Stated exercise
Copy out every line exactly, passing over the pictures.

Information provided

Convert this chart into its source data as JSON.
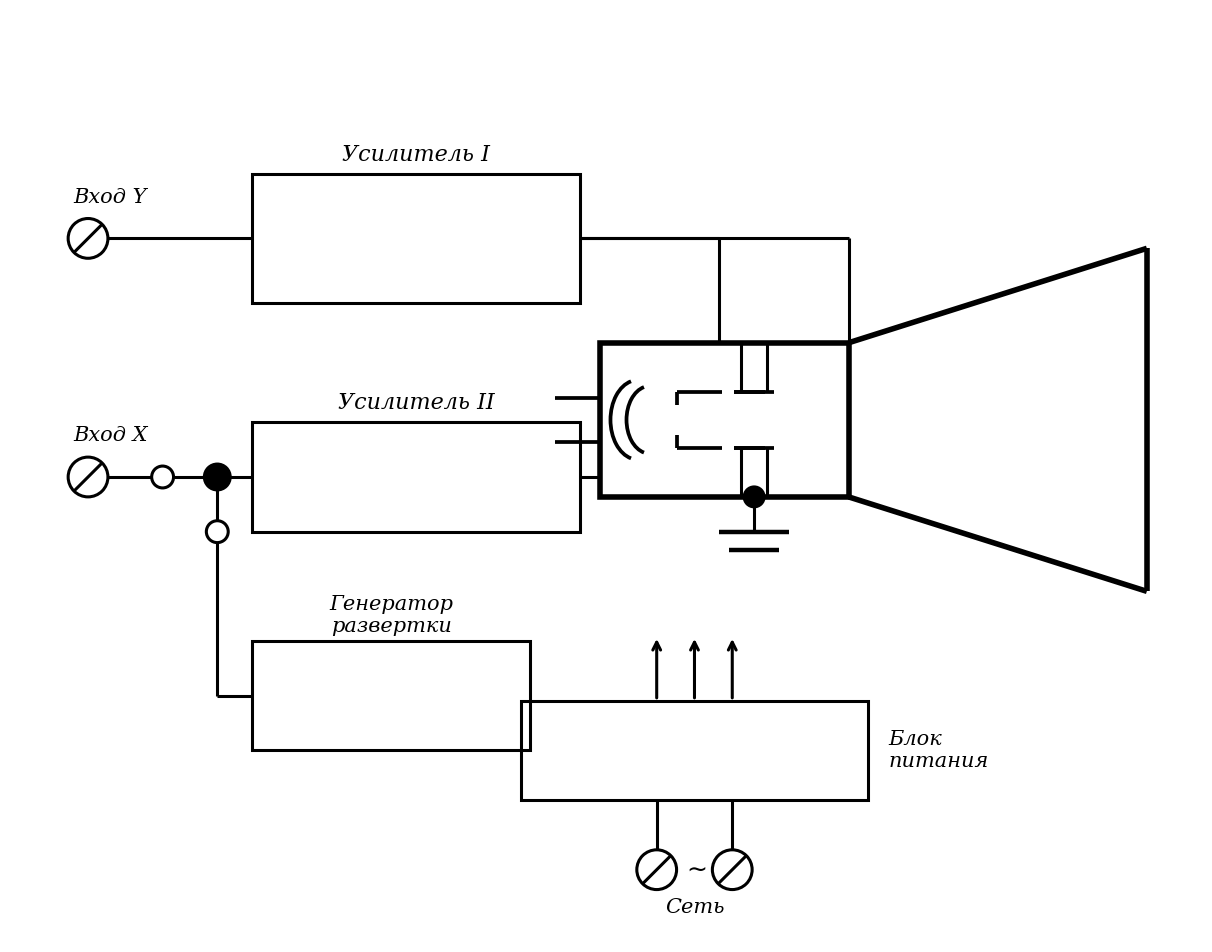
{
  "bg_color": "#ffffff",
  "line_color": "#000000",
  "fig_width": 12.12,
  "fig_height": 9.52,
  "labels": {
    "vhod_y": "Вход Y",
    "vhod_x": "Вход X",
    "usilitel_1": "Усилитель I",
    "usilitel_2": "Усилитель II",
    "generator": "Генератор\nразвертки",
    "blok": "Блок\nпитания",
    "set": "Сеть"
  }
}
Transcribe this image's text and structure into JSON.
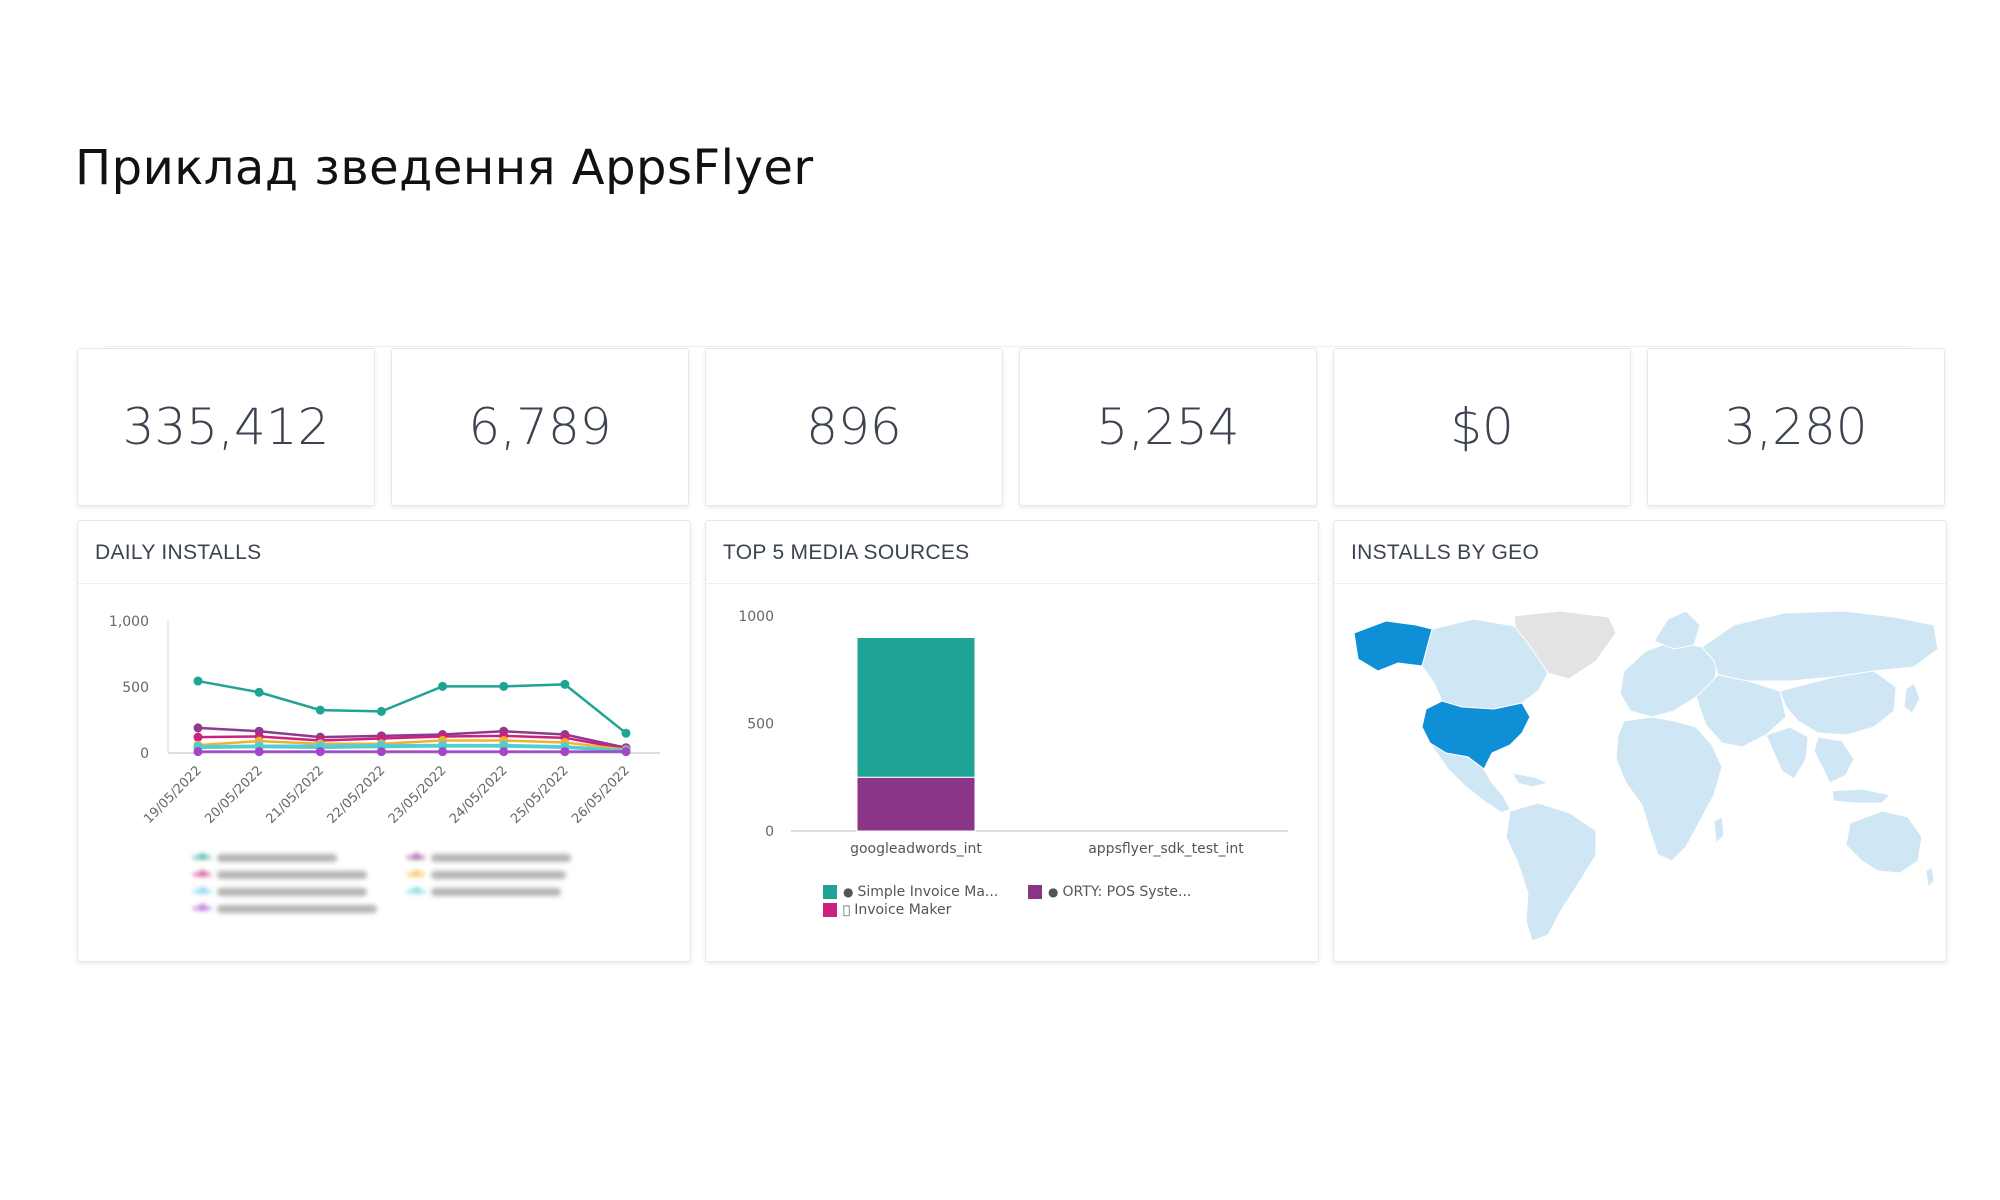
{
  "page_title": "Приклад зведення AppsFlyer",
  "stats": [
    "335,412",
    "6,789",
    "896",
    "5,254",
    "$0",
    "3,280"
  ],
  "daily_installs": {
    "title": "DAILY INSTALLS",
    "chart_data": {
      "type": "line",
      "x": [
        "19/05/2022",
        "20/05/2022",
        "21/05/2022",
        "22/05/2022",
        "23/05/2022",
        "24/05/2022",
        "25/05/2022",
        "26/05/2022"
      ],
      "ylim": [
        0,
        1000
      ],
      "yticks": [
        "1,000",
        "500",
        "0"
      ],
      "series": [
        {
          "color": "#1fa393",
          "values": [
            545,
            460,
            325,
            315,
            505,
            505,
            520,
            150
          ]
        },
        {
          "color": "#8e3a8e",
          "values": [
            190,
            165,
            120,
            130,
            140,
            165,
            140,
            40
          ]
        },
        {
          "color": "#c8237f",
          "values": [
            120,
            125,
            95,
            110,
            125,
            130,
            115,
            30
          ]
        },
        {
          "color": "#f0b429",
          "values": [
            60,
            90,
            70,
            70,
            95,
            95,
            80,
            25
          ]
        },
        {
          "color": "#5bc7f0",
          "values": [
            50,
            55,
            55,
            60,
            60,
            60,
            50,
            20
          ]
        },
        {
          "color": "#4dd0c8",
          "values": [
            40,
            45,
            40,
            45,
            50,
            50,
            40,
            15
          ]
        },
        {
          "color": "#a347c8",
          "values": [
            10,
            10,
            10,
            10,
            10,
            10,
            10,
            10
          ]
        }
      ],
      "legend_blurred": true
    },
    "legend_colors": [
      "#1fa393",
      "#c8237f",
      "#5bc7f0",
      "#a347c8",
      "#8e3a8e",
      "#f0b429",
      "#4dd0c8"
    ]
  },
  "media_sources": {
    "title": "TOP 5 MEDIA SOURCES",
    "chart_data": {
      "type": "bar",
      "stacked": true,
      "categories": [
        "googleadwords_int",
        "appsflyer_sdk_test_int"
      ],
      "ylim": [
        0,
        1000
      ],
      "yticks": [
        "1000",
        "500",
        "0"
      ],
      "series": [
        {
          "name": "Simple Invoice Ma...",
          "color": "#1fa397",
          "values": [
            650,
            0
          ]
        },
        {
          "name": "ORTY: POS Syste...",
          "color": "#8b3589",
          "values": [
            250,
            0
          ]
        },
        {
          "name": "Invoice Maker",
          "color": "#c8237f",
          "values": [
            0,
            0
          ]
        }
      ]
    },
    "legend": [
      {
        "label": "Simple Invoice Ma...",
        "color": "#1fa397",
        "os": "android-icon"
      },
      {
        "label": "ORTY: POS Syste...",
        "color": "#8b3589",
        "os": "android-icon"
      },
      {
        "label": "Invoice Maker",
        "color": "#c8237f",
        "os": "apple-icon"
      }
    ]
  },
  "geo": {
    "title": "INSTALLS BY GEO",
    "colors": {
      "highlight": "#0e8fd6",
      "base": "#cfe6f4",
      "nodata": "#e3e3e3"
    }
  }
}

Result below
Convert this chart into its source data as JSON.
{
  "bg_color": "#ffffff",
  "line_color": "#000000",
  "fig_width": 12.12,
  "fig_height": 9.52,
  "labels": {
    "vhod_y": "Вход Y",
    "vhod_x": "Вход X",
    "usilitel_1": "Усилитель I",
    "usilitel_2": "Усилитель II",
    "generator": "Генератор\nразвертки",
    "blok": "Блок\nпитания",
    "set": "Сеть"
  }
}
Transcribe this image's text and structure into JSON.
{
  "page_title": "Приклад зведення AppsFlyer",
  "stats": [
    "335,412",
    "6,789",
    "896",
    "5,254",
    "$0",
    "3,280"
  ],
  "daily_installs": {
    "title": "DAILY INSTALLS",
    "chart_data": {
      "type": "line",
      "x": [
        "19/05/2022",
        "20/05/2022",
        "21/05/2022",
        "22/05/2022",
        "23/05/2022",
        "24/05/2022",
        "25/05/2022",
        "26/05/2022"
      ],
      "ylim": [
        0,
        1000
      ],
      "yticks": [
        "1,000",
        "500",
        "0"
      ],
      "series": [
        {
          "color": "#1fa393",
          "values": [
            545,
            460,
            325,
            315,
            505,
            505,
            520,
            150
          ]
        },
        {
          "color": "#8e3a8e",
          "values": [
            190,
            165,
            120,
            130,
            140,
            165,
            140,
            40
          ]
        },
        {
          "color": "#c8237f",
          "values": [
            120,
            125,
            95,
            110,
            125,
            130,
            115,
            30
          ]
        },
        {
          "color": "#f0b429",
          "values": [
            60,
            90,
            70,
            70,
            95,
            95,
            80,
            25
          ]
        },
        {
          "color": "#5bc7f0",
          "values": [
            50,
            55,
            55,
            60,
            60,
            60,
            50,
            20
          ]
        },
        {
          "color": "#4dd0c8",
          "values": [
            40,
            45,
            40,
            45,
            50,
            50,
            40,
            15
          ]
        },
        {
          "color": "#a347c8",
          "values": [
            10,
            10,
            10,
            10,
            10,
            10,
            10,
            10
          ]
        }
      ],
      "legend_blurred": true
    },
    "legend_colors": [
      "#1fa393",
      "#c8237f",
      "#5bc7f0",
      "#a347c8",
      "#8e3a8e",
      "#f0b429",
      "#4dd0c8"
    ]
  },
  "media_sources": {
    "title": "TOP 5 MEDIA SOURCES",
    "chart_data": {
      "type": "bar",
      "stacked": true,
      "categories": [
        "googleadwords_int",
        "appsflyer_sdk_test_int"
      ],
      "ylim": [
        0,
        1000
      ],
      "yticks": [
        "1000",
        "500",
        "0"
      ],
      "series": [
        {
          "name": "Simple Invoice Ma...",
          "color": "#1fa397",
          "values": [
            650,
            0
          ]
        },
        {
          "name": "ORTY: POS Syste...",
          "color": "#8b3589",
          "values": [
            250,
            0
          ]
        },
        {
          "name": "Invoice Maker",
          "color": "#c8237f",
          "values": [
            0,
            0
          ]
        }
      ]
    },
    "legend": [
      {
        "label": "Simple Invoice Ma...",
        "color": "#1fa397",
        "os": "android-icon"
      },
      {
        "label": "ORTY: POS Syste...",
        "color": "#8b3589",
        "os": "android-icon"
      },
      {
        "label": "Invoice Maker",
        "color": "#c8237f",
        "os": "apple-icon"
      }
    ]
  },
  "geo": {
    "title": "INSTALLS BY GEO",
    "colors": {
      "highlight": "#0e8fd6",
      "base": "#cfe6f4",
      "nodata": "#e3e3e3"
    }
  }
}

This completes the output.